*WHAT TO PRODUCE:* Word for word, repeat the entries, minus the pictures.

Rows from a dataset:
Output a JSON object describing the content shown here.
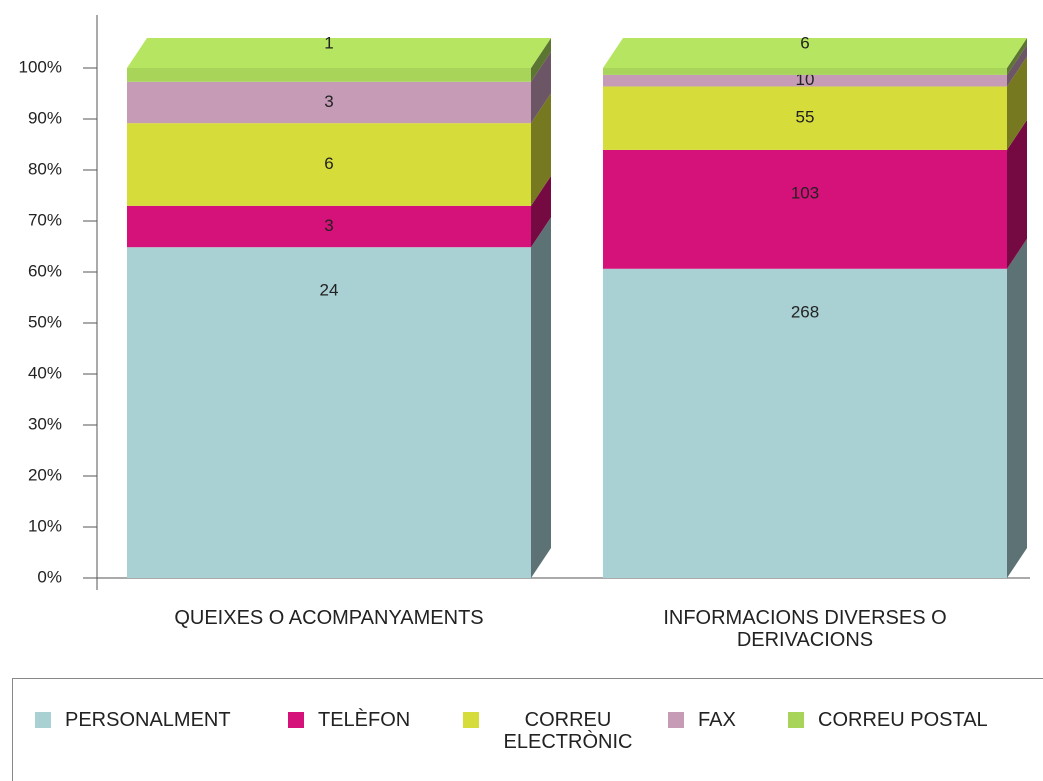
{
  "chart_data": {
    "type": "bar",
    "stacked": "percent",
    "categories": [
      "QUEIXES O ACOMPANYAMENTS",
      "INFORMACIONS DIVERSES O DERIVACIONS"
    ],
    "series": [
      {
        "name": "PERSONALMENT",
        "color": "#a9d0d3",
        "values": [
          24,
          268
        ]
      },
      {
        "name": "TELÈFON",
        "color": "#d5127a",
        "values": [
          3,
          103
        ]
      },
      {
        "name": "CORREU ELECTRÒNIC",
        "color": "#d6dc3a",
        "values": [
          6,
          55
        ]
      },
      {
        "name": "FAX",
        "color": "#c59bb6",
        "values": [
          3,
          10
        ]
      },
      {
        "name": "CORREU POSTAL",
        "color": "#a8d45a",
        "values": [
          1,
          6
        ]
      }
    ],
    "ylim": [
      0,
      100
    ],
    "yticks": [
      {
        "value": 0,
        "label": "0%"
      },
      {
        "value": 10,
        "label": "10%"
      },
      {
        "value": 20,
        "label": "20%"
      },
      {
        "value": 30,
        "label": "30%"
      },
      {
        "value": 40,
        "label": "40%"
      },
      {
        "value": 50,
        "label": "50%"
      },
      {
        "value": 60,
        "label": "60%"
      },
      {
        "value": 70,
        "label": "70%"
      },
      {
        "value": 80,
        "label": "80%"
      },
      {
        "value": 90,
        "label": "90%"
      },
      {
        "value": 100,
        "label": "100%"
      }
    ],
    "legend": "bottom"
  }
}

*WRITTEN SOLUTION:*
Output a JSON object describing the content shown here.
{
  "chart_data": {
    "type": "bar",
    "stacked": "percent",
    "categories": [
      "QUEIXES O ACOMPANYAMENTS",
      "INFORMACIONS DIVERSES O DERIVACIONS"
    ],
    "series": [
      {
        "name": "PERSONALMENT",
        "color": "#a9d0d3",
        "values": [
          24,
          268
        ]
      },
      {
        "name": "TELÈFON",
        "color": "#d5127a",
        "values": [
          3,
          103
        ]
      },
      {
        "name": "CORREU ELECTRÒNIC",
        "color": "#d6dc3a",
        "values": [
          6,
          55
        ]
      },
      {
        "name": "FAX",
        "color": "#c59bb6",
        "values": [
          3,
          10
        ]
      },
      {
        "name": "CORREU POSTAL",
        "color": "#a8d45a",
        "values": [
          1,
          6
        ]
      }
    ],
    "ylim": [
      0,
      100
    ],
    "yticks": [
      {
        "value": 0,
        "label": "0%"
      },
      {
        "value": 10,
        "label": "10%"
      },
      {
        "value": 20,
        "label": "20%"
      },
      {
        "value": 30,
        "label": "30%"
      },
      {
        "value": 40,
        "label": "40%"
      },
      {
        "value": 50,
        "label": "50%"
      },
      {
        "value": 60,
        "label": "60%"
      },
      {
        "value": 70,
        "label": "70%"
      },
      {
        "value": 80,
        "label": "80%"
      },
      {
        "value": 90,
        "label": "90%"
      },
      {
        "value": 100,
        "label": "100%"
      }
    ],
    "legend": "bottom"
  }
}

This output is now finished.